[Some records]
※

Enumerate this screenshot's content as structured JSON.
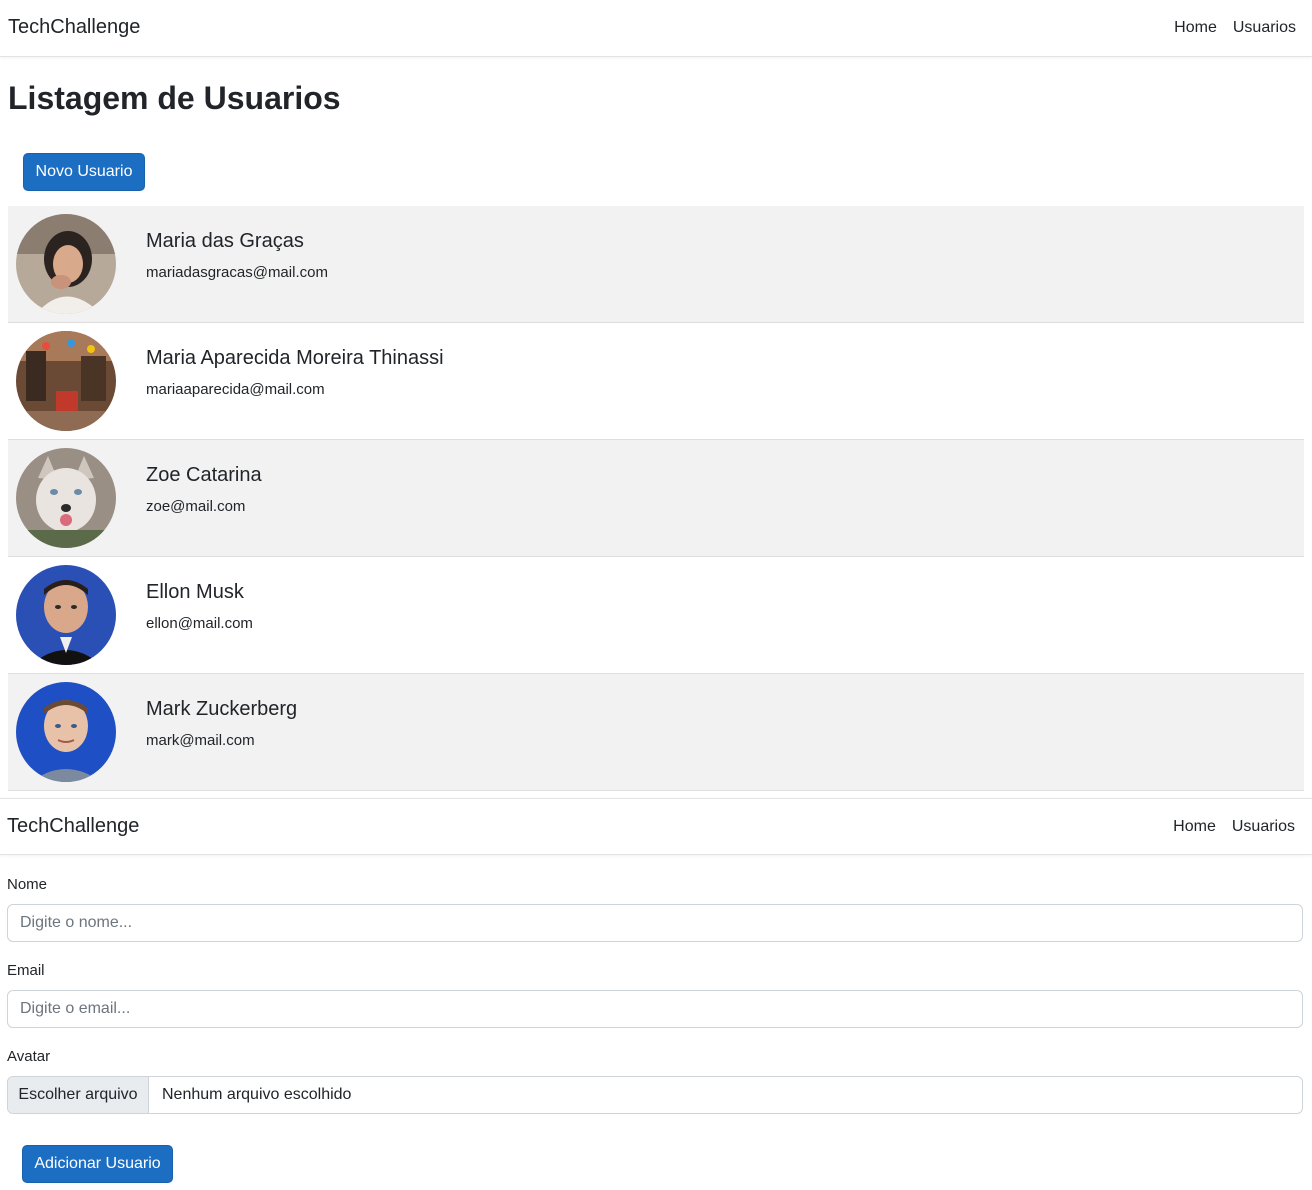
{
  "nav": {
    "brand": "TechChallenge",
    "links": [
      "Home",
      "Usuarios"
    ]
  },
  "listing": {
    "title": "Listagem de Usuarios",
    "new_user_button": "Novo Usuario",
    "users": [
      {
        "name": "Maria das Graças",
        "email": "mariadasgracas@mail.com"
      },
      {
        "name": "Maria Aparecida Moreira Thinassi",
        "email": "mariaaparecida@mail.com"
      },
      {
        "name": "Zoe Catarina",
        "email": "zoe@mail.com"
      },
      {
        "name": "Ellon Musk",
        "email": "ellon@mail.com"
      },
      {
        "name": "Mark Zuckerberg",
        "email": "mark@mail.com"
      }
    ]
  },
  "form": {
    "nome_label": "Nome",
    "nome_placeholder": "Digite o nome...",
    "email_label": "Email",
    "email_placeholder": "Digite o email...",
    "avatar_label": "Avatar",
    "file_button": "Escolher arquivo",
    "file_status": "Nenhum arquivo escolhido",
    "submit_button": "Adicionar Usuario"
  },
  "colors": {
    "primary": "#1b6ec2",
    "row_shade": "#f2f2f2"
  }
}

※

Repeat each entry exactly as it appears; skip any picture.

* **The result**:
Enumerate this screenshot's content as structured JSON.
{
  "nav": {
    "brand": "TechChallenge",
    "links": [
      "Home",
      "Usuarios"
    ]
  },
  "listing": {
    "title": "Listagem de Usuarios",
    "new_user_button": "Novo Usuario",
    "users": [
      {
        "name": "Maria das Graças",
        "email": "mariadasgracas@mail.com"
      },
      {
        "name": "Maria Aparecida Moreira Thinassi",
        "email": "mariaaparecida@mail.com"
      },
      {
        "name": "Zoe Catarina",
        "email": "zoe@mail.com"
      },
      {
        "name": "Ellon Musk",
        "email": "ellon@mail.com"
      },
      {
        "name": "Mark Zuckerberg",
        "email": "mark@mail.com"
      }
    ]
  },
  "form": {
    "nome_label": "Nome",
    "nome_placeholder": "Digite o nome...",
    "email_label": "Email",
    "email_placeholder": "Digite o email...",
    "avatar_label": "Avatar",
    "file_button": "Escolher arquivo",
    "file_status": "Nenhum arquivo escolhido",
    "submit_button": "Adicionar Usuario"
  },
  "colors": {
    "primary": "#1b6ec2",
    "row_shade": "#f2f2f2"
  }
}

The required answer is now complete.